**WORK REQUEST**
Where the word "sempre" occurs in a line of the listing below, copy that line.

**DATASET**
* * *

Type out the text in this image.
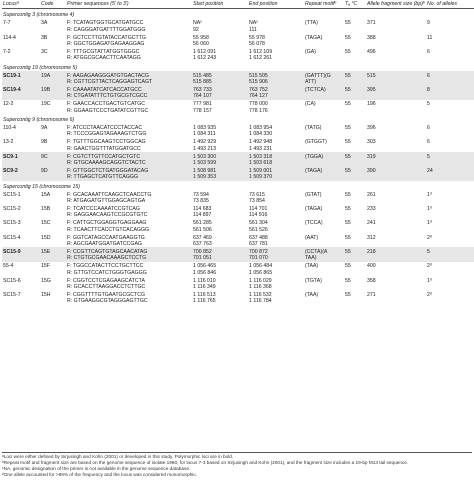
Locusᵃ	Code	Primer sequences (5′ to 3′)	Start position	End position	Repeat motifᵇ	Tₐ °C	Allele fragment size (bp)ᵇ	No. of alleles
Supercontig 3 (chromosome 4)								
7-7	3A	F: TCATAGTGGTGCATGATGCC	NAᶜ	NAᶜ	(TTA)	55	371	9
		R: CAGGGATGATTTTGGATGGG	92	111				
114-4	3B	F: GCTCCTTGTATACCATGCTTG	55 958	55 978	(TAGA)	55	388	11
		R: GGCTGGAGATGAGAAGGAG	56 060	56 078				
7-2	3C	F: TTTGCGTATTATGGTGGGC	1 612 091	1 612 109	(GA)	55	496	6
		R: ATGGCGCAACTTCAATAGG	1 612 243	1 612 261				
Supercontig 19 (chromosome 5)								
SC19-1	19A	F: AAGAGAAGGGATGTGACTACG	515 485	515 505	(GATTT)(G	55	515	6
		R: CGTTCGTTACTCAGGAGTCAGT	515 885	515 906	ATT)			
SC19-4	19B	F: CAAAATATCATCACCATGCC	763 733	763 752	(TCTCA)	55	395	8
		R: CTGATATTTCTGTGCGTCGCC	764 107	764 127				
12-2	19C	F: GAACCACCTGACTGTCATGC	777 981	778 000	(CA)	55	196	5
		R: GGAAGTCCCTGATATCGTTGC	778 157	778 176				
Supercontig 9 (chromosome 6)								
110-4	9A	F: ATCCCTAACATCCCTACCAC	1 083 935	1 083 954	(TATG)	55	396	6
		R: TCCCGGAGTAGAAAGTCTGG	1 084 311	1 084 330				
13-2	9B	F: TGTTTGGCAAGTCCTGGCAG	1 492 929	1 492 948	(GTGGT)	55	303	6
		R: GAACTGGTTTATGGATGCC	1 493 213	1 493 231				
SC9-1	9C	F: CGTCTTGTTCCATGCTGTC	1 503 300	1 503 318	(TGGA)	55	319	5
		R: GTGCAAAAGCAGGTCTACTC	1 503 599	1 503 618				
SC9-2	9D	F: GTTGGCTCTGATGGGATACAG	1 508 981	1 509 001	(TAGA)	55	390	24
		R: TTGAGCTCATGTTCAGGG	1 509 353	1 509 370				
Supercontig 15 (chromosome 15)								
SC15-1	15A	F: GCACAAATTCAAGCTCAACCTG	73 594	73 615	(GTAT)	55	261	1ᵈ
		R: ATGAGATGTTGGAGCAGTGA	73 835	73 854				
SC15-2	15B	F: TCATCCCAAAATCCGTCAG	114 683	114 701	(TAGA)	55	233	1ᵈ
		R: GAGGAACAAGTCCGCGTGTC	114 897	114 916				
SC15-3	15C	F: CATTGCTGGAGGTGAGGAAG	561 285	561 304	(TCCA)	55	241	1ᵈ
		R: TCAACTTCACCTGTCACAGGG	561 506	561 526				
SC15-4	15D	F: GGTCATAGCCAATGAAGGTG	637 469	637 488	(AAT)	55	312	2ᵈ
		R: AGCGAATGGATGATCCGAG	637 763	637 781				
SC15-9	15E	F: CCGTTCAGTGTAGCAACATAG	700 852	700 872	(CCTA)(A	55	218	5
		R: CTGTGCGAACAAAGCTCCTG	701 051	701 070	TAA)			
55-4	15F	F: TGGCCATACTTCCTGCTTCC	1 056 465	1 056 484	(TAA)	55	400	2ᵈ
		R: GTTGTCCATCTGGGTGAGGG	1 056 846	1 056 865				
SC15-6	15G	F: CGGTCCTCGAGAAGCATCTA	1 116 010	1 116 029	(TGTA)	55	358	1ᵈ
		R: GCACCTTAAGGACCTCTTGC	1 116 349	1 116 368				
SC15-7	15H	F: CGGTTTTGTGAATGCGCTCG	1 116 513	1 116 532	(TAA)	55	271	2ᵈ
		R: GTGAAGGCGTAGGGAGTTGC	1 116 765	1 116 784				
ᵃLoci were either defined by Sirjusingh and Kohn (2001) or developed in this study. Polymorphic loci are in bold.
ᵇRepeat motif and fragment size are based on the genome sequence of isolate 1980, for locus 7-3 based on Sirjusingh and Kohn (2001), and the fragment size includes a 19-bp M13 tail sequence.
ᶜNA, genomic designation of the primer is not available in the genome sequence database.
ᵈOne allele accounted for >98% of the frequency and the locus was considered monomorphic.
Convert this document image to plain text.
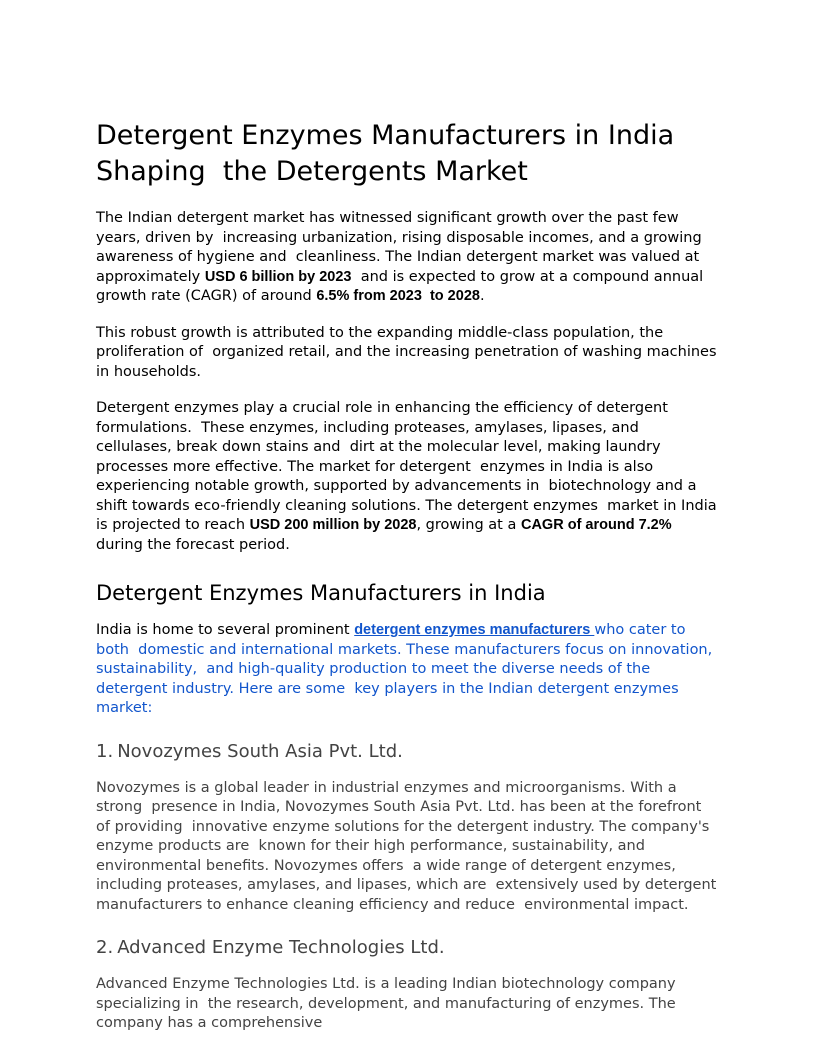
Detergent Enzymes Manufacturers in India Shaping  the Detergents Market

The Indian detergent market has witnessed significant growth over the past few years, driven by  increasing urbanization, rising disposable incomes, and a growing awareness of hygiene and  cleanliness. The Indian detergent market was valued at approximately USD 6 billion by 2023  and is expected to grow at a compound annual growth rate (CAGR) of around 6.5% from 2023  to 2028.

This robust growth is attributed to the expanding middle-class population, the proliferation of  organized retail, and the increasing penetration of washing machines in households.

Detergent enzymes play a crucial role in enhancing the efficiency of detergent formulations.  These enzymes, including proteases, amylases, lipases, and cellulases, break down stains and  dirt at the molecular level, making laundry processes more effective. The market for detergent  enzymes in India is also experiencing notable growth, supported by advancements in  biotechnology and a shift towards eco-friendly cleaning solutions. The detergent enzymes  market in India is projected to reach USD 200 million by 2028, growing at a CAGR of around 7.2% during the forecast period.

Detergent Enzymes Manufacturers in India

India is home to several prominent detergent enzymes manufacturers who cater to both  domestic and international markets. These manufacturers focus on innovation, sustainability,  and high-quality production to meet the diverse needs of the detergent industry. Here are some  key players in the Indian detergent enzymes market:

1. Novozymes South Asia Pvt. Ltd.

Novozymes is a global leader in industrial enzymes and microorganisms. With a strong  presence in India, Novozymes South Asia Pvt. Ltd. has been at the forefront of providing  innovative enzyme solutions for the detergent industry. The company's enzyme products are  known for their high performance, sustainability, and environmental benefits. Novozymes offers  a wide range of detergent enzymes, including proteases, amylases, and lipases, which are  extensively used by detergent manufacturers to enhance cleaning efficiency and reduce  environmental impact.

2. Advanced Enzyme Technologies Ltd.

Advanced Enzyme Technologies Ltd. is a leading Indian biotechnology company specializing in  the research, development, and manufacturing of enzymes. The company has a comprehensive
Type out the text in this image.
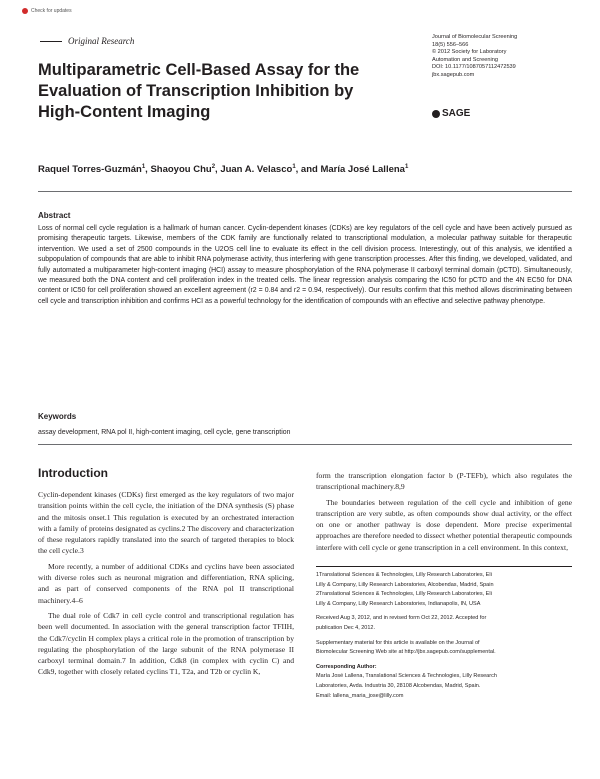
Check for updates
Original Research
Multiparametric Cell-Based Assay for the Evaluation of Transcription Inhibition by High-Content Imaging
Journal of Biomolecular Screening
18(5) 556–566
© 2012 Society for Laboratory
Automation and Screening
DOI: 10.1177/1087057112472539
jbx.sagepub.com
SAGE
Raquel Torres-Guzmán$^1$, Shaoyou Chu$^2$, Juan A. Velasco$^1$, and María José Lallena$^1$
Abstract
Loss of normal cell cycle regulation is a hallmark of human cancer. Cyclin-dependent kinases (CDKs) are key regulators of the cell cycle and have been actively pursued as promising therapeutic targets. Likewise, members of the CDK family are functionally related to transcriptional modulation, a molecular pathway suitable for therapeutic intervention. We used a set of 2500 compounds in the U2OS cell line to evaluate its effect in the cell division process. Interestingly, out of this analysis, we identified a subpopulation of compounds that are able to inhibit RNA polymerase activity, thus interfering with gene transcription processes. After this finding, we developed, validated, and fully automated a multiparameter high-content imaging (HCI) assay to measure phosphorylation of the RNA polymerase II carboxyl terminal domain (pCTD). Simultaneously, we measured both the DNA content and cell proliferation index in the treated cells. The linear regression analysis comparing the IC50 for pCTD and the 4N EC50 for DNA content or IC50 for cell proliferation showed an excellent agreement (r2 = 0.84 and r2 = 0.94, respectively). Our results confirm that this method allows discriminating between cell cycle and transcription inhibition and confirms HCI as a powerful technology for the identification of compounds with an effective and selective pathway phenotype.
Keywords
assay development, RNA pol II, high-content imaging, cell cycle, gene transcription
Introduction

Cyclin-dependent kinases (CDKs) first emerged as the key regulators of two major transition points within the cell cycle, the initiation of the DNA synthesis (S) phase and the mitosis onset.1 This regulation is executed by an orchestrated interaction with a family of proteins designated as cyclins.2 The discovery and characterization of these regulators rapidly translated into the search of targeted therapies to block the cell cycle.3

More recently, a number of additional CDKs and cyclins have been associated with diverse roles such as neuronal migration and differentiation, RNA splicing, and as part of conserved components of the RNA pol II transcriptional machinery.4–6

The dual role of Cdk7 in cell cycle control and transcriptional regulation has been well documented. In association with the general transcription factor TFIIH, the Cdk7/cyclin H complex plays a critical role in the promotion of transcription by regulating the phosphorylation of the large subunit of the RNA polymerase II carboxyl terminal domain.7 In addition, Cdk8 (in complex with cyclin C) and Cdk9, together with closely related cyclins T1, T2a, and T2b or cyclin K,

form the transcription elongation factor b (P-TEFb), which also regulates the transcriptional machinery.8,9

The boundaries between regulation of the cell cycle and inhibition of gene transcription are very subtle, as often compounds show dual activity, or the effect on one or another pathway is dose dependent. More precise experimental approaches are therefore needed to dissect whether potential therapeutic compounds interfere with cell cycle or gene transcription in a cell environment. In this context,

1Translational Sciences & Technologies, Lilly Research Laboratories, Eli
Lilly & Company, Lilly Research Laboratories, Alcobendas, Madrid, Spain
2Translational Sciences & Technologies, Lilly Research Laboratories, Eli
Lilly & Company, Lilly Research Laboratories, Indianapolis, IN, USA
Received Aug 3, 2012, and in revised form Oct 22, 2012. Accepted for
publication Dec 4, 2012.
Supplementary material for this article is available on the Journal of
Biomolecular Screening Web site at http://jbx.sagepub.com/supplemental.
Corresponding Author:
María José Lallena, Translational Sciences & Technologies, Lilly Research
Laboratories, Avda. Industria 30, 28108 Alcobendas, Madrid, Spain.
Email: lallena_maria_jose@lilly.com
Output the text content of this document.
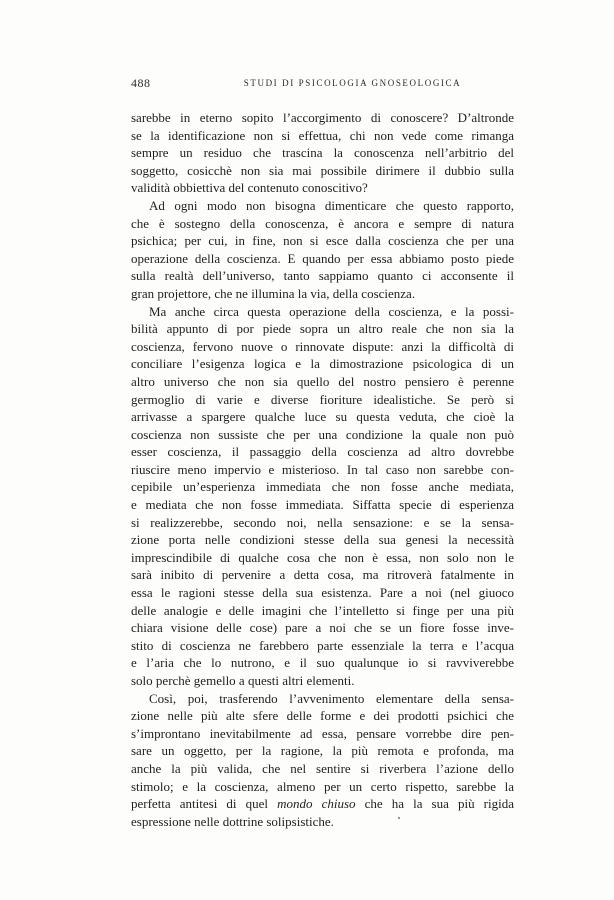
488	STUDI DI PSICOLOGIA GNOSEOLOGICA
sarebbe in eterno sopito l’accorgimento di conoscere? D’altronde
se la identificazione non si effettua, chi non vede come rimanga
sempre un residuo che trascina la conoscenza nell’arbitrio del
soggetto, cosicchè non sia mai possibile dirimere il dubbio sulla
validità obbiettiva del contenuto conoscitivo?
Ad ogni modo non bisogna dimenticare che questo rapporto,
che è sostegno della conoscenza, è ancora e sempre di natura
psichica; per cui, in fine, non si esce dalla coscienza che per una
operazione della coscienza. E quando per essa abbiamo posto piede
sulla realtà dell’universo, tanto sappiamo quanto ci acconsente il
gran projettore, che ne illumina la via, della coscienza.
Ma anche circa questa operazione della coscienza, e la possi-
bilità appunto di por piede sopra un altro reale che non sia la
coscienza, fervono nuove o rinnovate dispute: anzi la difficoltà di
conciliare l’esigenza logica e la dimostrazione psicologica di un
altro universo che non sia quello del nostro pensiero è perenne
germoglio di varie e diverse fioriture idealistiche. Se però si
arrivasse a spargere qualche luce su questa veduta, che cioè la
coscienza non sussiste che per una condizione la quale non può
esser coscienza, il passaggio della coscienza ad altro dovrebbe
riuscire meno impervio e misterioso. In tal caso non sarebbe con-
cepibile un’esperienza immediata che non fosse anche mediata,
e mediata che non fosse immediata. Siffatta specie di esperienza
si realizzerebbe, secondo noi, nella sensazione: e se la sensa-
zione porta nelle condizioni stesse della sua genesi la necessità
imprescindibile di qualche cosa che non è essa, non solo non le
sarà inibito di pervenire a detta cosa, ma ritroverà fatalmente in
essa le ragioni stesse della sua esistenza. Pare a noi (nel giuoco
delle analogie e delle imagini che l’intelletto si finge per una più
chiara visione delle cose) pare a noi che se un fiore fosse inve-
stito di coscienza ne farebbero parte essenziale la terra e l’acqua
e l’aria che lo nutrono, e il suo qualunque io si ravviverebbe
solo perchè gemello a questi altri elementi.
Così, poi, trasferendo l’avvenimento elementare della sensa-
zione nelle più alte sfere delle forme e dei prodotti psichici che
s’improntano inevitabilmente ad essa, pensare vorrebbe dire pen-
sare un oggetto, per la ragione, la più remota e profonda, ma
anche la più valida, che nel sentire si riverbera l’azione dello
stimolo; e la coscienza, almeno per un certo rispetto, sarebbe la
perfetta antitesi di quel mondo chiuso che ha la sua più rigida
espressione nelle dottrine solipsistiche.
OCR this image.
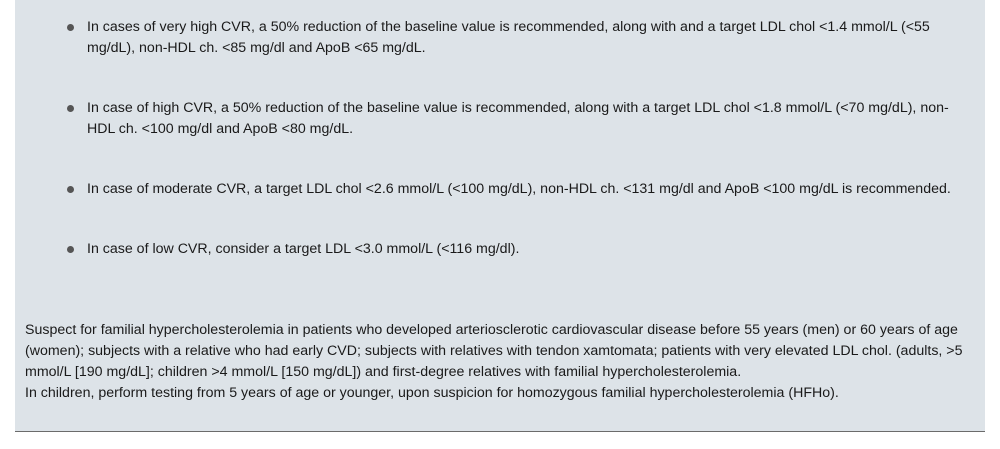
In cases of very high CVR, a 50% reduction of the baseline value is recommended, along with and a target LDL chol <1.4 mmol/L (<55 mg/dL), non-HDL ch. <85 mg/dl and ApoB <65 mg/dL.
In case of high CVR, a 50% reduction of the baseline value is recommended, along with a target LDL chol <1.8 mmol/L (<70 mg/dL), non-HDL ch. <100 mg/dl and ApoB <80 mg/dL.
In case of moderate CVR, a target LDL chol <2.6 mmol/L (<100 mg/dL), non-HDL ch. <131 mg/dl and ApoB <100 mg/dL is recommended.
In case of low CVR, consider a target LDL <3.0 mmol/L (<116 mg/dl).

Suspect for familial hypercholesterolemia in patients who developed arteriosclerotic cardiovascular disease before 55 years (men) or 60 years of age (women); subjects with a relative who had early CVD; subjects with relatives with tendon xamtomata; patients with very elevated LDL chol. (adults, >5 mmol/L [190 mg/dL]; children >4 mmol/L [150 mg/dL]) and first-degree relatives with familial hypercholesterolemia.

In children, perform testing from 5 years of age or younger, upon suspicion for homozygous familial hypercholesterolemia (HFHo).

* * *

**FINISHED EXERCISE**
sempre un residuo che trascina la conoscenza nell’arbitrio del
che è sostegno della conoscenza, è ancora e sempre di natura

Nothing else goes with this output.